TASKS TO CARRY OUT ▸
• 1. Can you shorten the paragraph of the meditation-class post that begins "We are gathering the inner and outer support" into a brief list that keeps its main facts?
• 2. Could you print the stretch of the meditation-class post from "We heard poet" through "our hearts’ devotion.", unchanged?
• 3. Will you carry on the meditation-class post from the point where it stops?

GIVEN PASSAGE ▸
We Hold Each Other Up

The Yogabliss, Two Rivers/RiverTree Yoga on-line Moving into Meditation classes met this morning. We’re each held here through relationships of care, tenderness and meaning.   Imagine all of the acts of generosity, patience, and compassion that have made your life possible and continue to offer you meaning.  Today we took some time to remember the people who have made a difference in our lives.  We then considered spiritual friendship – those trusted friends with whom we can entrust our truths.

We heard poet Maya Angelou’s poem, Alone.  Her few words evoke the aloneness that pervades our lives.

We practiced a guided meditation inspired by Oren Jay Sofer. We imagined our mentors, teachers, family members and friends sitting in a circle of care.

In his On Being interview, Be a Blessing, Rabbi Ariel Burger, shares his thoughts about how our friends help us to keep our hearts and minds open.  They help us find the questions worthy of our hearts’ devotion.

We ended with poet John O’Donohue’s beautiful Friendship Blessing.

Relaxed Reflection

Here we are gathering as spiritual friends.  Together we create a sanctuary – a place where we can slow down – a place where we can reflect on what matters most. Poet Maya Angelou describes what draws us to the flame of kinship in her poem Alone:

Alone
[Excerpt]
Lying, thinking
Last night
How to find my soul a home
Where water is not thirsty
And bread loaf is not stone
I came up with one thing
And I don’t believe I’m wrong
That nobody,
But nobody
Can make it out here alone.

We are gathering the inner and outer support we need to make our way through the stress of separation, the sense of uncertainty and powerlessness and the courage and imagination to reimagine our world.   We cultivate inner support in meditation and compassionate reflection.  As best as we are able, we call on our hearts wisdom to bear witness to ourselves and the world.  We stay with the difficult emotions as they surface – especially the fear and grief that we tend to keep in the back of the closet.

DATA ROWS ▸
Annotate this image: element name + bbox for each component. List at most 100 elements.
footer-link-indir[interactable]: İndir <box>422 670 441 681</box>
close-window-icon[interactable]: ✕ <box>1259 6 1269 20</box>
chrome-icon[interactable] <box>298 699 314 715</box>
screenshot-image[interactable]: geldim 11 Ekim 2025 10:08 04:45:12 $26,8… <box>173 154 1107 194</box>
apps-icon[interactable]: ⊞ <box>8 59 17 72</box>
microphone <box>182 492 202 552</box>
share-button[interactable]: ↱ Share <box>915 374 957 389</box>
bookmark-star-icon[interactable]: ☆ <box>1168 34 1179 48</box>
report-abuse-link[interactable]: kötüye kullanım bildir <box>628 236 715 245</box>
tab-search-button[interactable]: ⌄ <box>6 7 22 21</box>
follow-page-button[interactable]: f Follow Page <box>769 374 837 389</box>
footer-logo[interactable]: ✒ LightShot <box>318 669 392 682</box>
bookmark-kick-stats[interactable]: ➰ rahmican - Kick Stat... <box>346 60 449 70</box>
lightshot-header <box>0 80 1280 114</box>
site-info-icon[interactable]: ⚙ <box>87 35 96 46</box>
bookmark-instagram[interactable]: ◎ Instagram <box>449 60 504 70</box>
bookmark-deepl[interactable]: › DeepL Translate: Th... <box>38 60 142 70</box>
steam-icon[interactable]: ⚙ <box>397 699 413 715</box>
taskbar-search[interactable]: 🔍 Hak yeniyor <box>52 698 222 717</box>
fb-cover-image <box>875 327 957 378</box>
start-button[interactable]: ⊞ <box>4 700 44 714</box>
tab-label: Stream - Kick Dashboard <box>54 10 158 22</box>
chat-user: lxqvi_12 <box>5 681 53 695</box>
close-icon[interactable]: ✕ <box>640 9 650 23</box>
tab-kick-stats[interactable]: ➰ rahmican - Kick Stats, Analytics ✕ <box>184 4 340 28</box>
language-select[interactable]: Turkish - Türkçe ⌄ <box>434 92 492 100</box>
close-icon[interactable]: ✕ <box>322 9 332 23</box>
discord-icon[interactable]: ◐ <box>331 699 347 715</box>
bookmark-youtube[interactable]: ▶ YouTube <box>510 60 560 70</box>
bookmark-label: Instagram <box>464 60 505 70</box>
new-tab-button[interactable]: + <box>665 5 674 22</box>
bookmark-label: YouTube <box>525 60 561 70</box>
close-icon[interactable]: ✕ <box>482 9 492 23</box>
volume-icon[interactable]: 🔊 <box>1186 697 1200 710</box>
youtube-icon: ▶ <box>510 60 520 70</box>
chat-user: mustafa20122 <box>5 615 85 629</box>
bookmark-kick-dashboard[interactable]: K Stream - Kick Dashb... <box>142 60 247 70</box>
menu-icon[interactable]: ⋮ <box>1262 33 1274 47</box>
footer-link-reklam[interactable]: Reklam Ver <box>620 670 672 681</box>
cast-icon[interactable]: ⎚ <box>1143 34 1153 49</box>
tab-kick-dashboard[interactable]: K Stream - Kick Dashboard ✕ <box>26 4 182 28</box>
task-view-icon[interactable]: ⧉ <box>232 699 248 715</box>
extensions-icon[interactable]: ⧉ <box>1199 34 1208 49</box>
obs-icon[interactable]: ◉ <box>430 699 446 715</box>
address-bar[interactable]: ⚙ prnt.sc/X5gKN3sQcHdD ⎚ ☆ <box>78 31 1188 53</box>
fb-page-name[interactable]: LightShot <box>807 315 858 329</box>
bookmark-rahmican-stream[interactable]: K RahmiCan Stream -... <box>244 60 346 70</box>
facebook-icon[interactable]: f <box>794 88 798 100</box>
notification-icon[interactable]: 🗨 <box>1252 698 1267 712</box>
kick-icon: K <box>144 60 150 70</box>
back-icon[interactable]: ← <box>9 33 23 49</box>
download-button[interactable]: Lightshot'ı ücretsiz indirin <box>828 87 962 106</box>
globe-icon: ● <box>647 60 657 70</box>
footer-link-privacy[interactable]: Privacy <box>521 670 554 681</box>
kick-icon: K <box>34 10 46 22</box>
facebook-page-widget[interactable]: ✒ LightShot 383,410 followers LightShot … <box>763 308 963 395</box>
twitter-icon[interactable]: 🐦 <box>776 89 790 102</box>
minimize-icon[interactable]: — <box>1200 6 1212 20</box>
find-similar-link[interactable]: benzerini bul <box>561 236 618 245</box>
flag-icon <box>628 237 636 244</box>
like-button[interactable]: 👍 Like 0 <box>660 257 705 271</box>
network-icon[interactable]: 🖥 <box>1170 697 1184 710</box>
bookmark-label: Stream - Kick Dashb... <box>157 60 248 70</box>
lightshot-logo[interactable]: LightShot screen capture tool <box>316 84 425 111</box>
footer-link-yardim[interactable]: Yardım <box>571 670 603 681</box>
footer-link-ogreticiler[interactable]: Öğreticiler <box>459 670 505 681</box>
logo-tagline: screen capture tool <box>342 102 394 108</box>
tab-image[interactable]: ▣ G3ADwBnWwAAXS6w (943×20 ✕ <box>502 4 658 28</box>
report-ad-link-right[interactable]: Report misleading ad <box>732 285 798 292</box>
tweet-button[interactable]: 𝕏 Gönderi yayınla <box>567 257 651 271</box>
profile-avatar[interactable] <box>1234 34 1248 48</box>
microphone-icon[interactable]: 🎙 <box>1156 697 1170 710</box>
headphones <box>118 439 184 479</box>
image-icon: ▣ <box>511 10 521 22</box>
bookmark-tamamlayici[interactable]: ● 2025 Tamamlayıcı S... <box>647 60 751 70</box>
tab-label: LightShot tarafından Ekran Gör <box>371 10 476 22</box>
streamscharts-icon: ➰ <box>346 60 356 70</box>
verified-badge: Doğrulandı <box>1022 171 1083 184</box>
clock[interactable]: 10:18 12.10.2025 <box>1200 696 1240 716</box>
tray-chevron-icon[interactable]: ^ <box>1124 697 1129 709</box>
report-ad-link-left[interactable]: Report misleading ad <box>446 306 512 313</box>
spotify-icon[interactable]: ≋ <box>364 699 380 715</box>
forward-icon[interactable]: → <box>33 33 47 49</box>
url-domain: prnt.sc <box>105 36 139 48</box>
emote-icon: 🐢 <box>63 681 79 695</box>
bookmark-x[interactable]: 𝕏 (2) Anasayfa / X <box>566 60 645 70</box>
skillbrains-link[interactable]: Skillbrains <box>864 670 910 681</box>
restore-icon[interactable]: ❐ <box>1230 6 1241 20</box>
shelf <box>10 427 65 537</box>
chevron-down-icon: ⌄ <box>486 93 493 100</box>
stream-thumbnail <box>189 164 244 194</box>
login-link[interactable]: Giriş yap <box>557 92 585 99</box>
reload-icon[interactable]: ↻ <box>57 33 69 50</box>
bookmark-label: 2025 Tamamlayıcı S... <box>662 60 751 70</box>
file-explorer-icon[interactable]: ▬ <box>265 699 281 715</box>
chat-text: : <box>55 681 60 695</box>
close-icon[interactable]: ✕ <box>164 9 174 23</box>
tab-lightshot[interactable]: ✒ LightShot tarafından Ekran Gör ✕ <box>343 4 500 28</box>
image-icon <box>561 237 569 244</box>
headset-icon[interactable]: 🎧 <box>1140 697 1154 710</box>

OUTPUTS IN ORDER ▸
• 1.
- We are gathering inner and outer support to get through the stress of separation and the sense of uncertainty and powerlessness, and to find the courage and imagination to reimagine our world.
- We build inner support through meditation and compassionate reflection.
- As best we can, we call on the wisdom of our hearts to bear witness to ourselves and the world.
- We stay with difficult emotions as they surface, especially the fear and grief we tend to keep in the back of the closet.

• 2.
We heard poet Maya Angelou’s poem, Alone.  Her few words evoke the aloneness that pervades our lives.

We practiced a guided meditation inspired by Oren Jay Sofer. We imagined our mentors, teachers, family members and friends sitting in a circle of care.

In his On Being interview, Be a Blessing, Rabbi Ariel Burger, shares his thoughts about how our friends help us to keep our hearts and minds open.  They help us find the questions worthy of our hearts’ devotion.

• 3.
We give and receive outer support by offering each other our faces  and our hearts.  We share our life stories – our losses, our joys.  We recount how we falter and how we pick ourselves up again.  We touch other lives and others touch our lives – the life of these exchanges continues in ways we can only imagine.  We are here today because of the many hands and hearts that have touched our lives.  

In his On Being interview, Be a Blessing, Rabbi Ariel Burger, shares his thoughts about how we can keep our hearts open in the work of repairing and remaking our societies and our life together.  He calls us to open to a larger perspective:

The best things I’ve ever learned were not content. They were some sort of contrast with someone else’s way of thinking that at first seemed really strange to me, that I allowed in, that I allowed to question me.  And I, through that process, became aware of my own assumptions and the lens through which I was looking.

This might be the gift of a spiritual friend – someone who challenges or encourages us to become aware of our assumptions.  A person who I allow to question me and I allow that question in.  A spiritual friend is one who helps me ask better questions of myself.  In spiritual friendship we simplify, we slow down:

. . . taking time to really question, how am I seeing this, and how am I perceiving, and how am I hearing, and what am I missing? And who’s missing around the table? And what tools are we missing in our work? And what are we taking for granted? Those are the questions, to me, that lead to, that get at the mechanics of moral transformation. It’s just a starting point. And really, the purpose is not to answer those questions; it’s to really live with those questions for life and to continue to ask, over and over again, and never to really settle into a complacency.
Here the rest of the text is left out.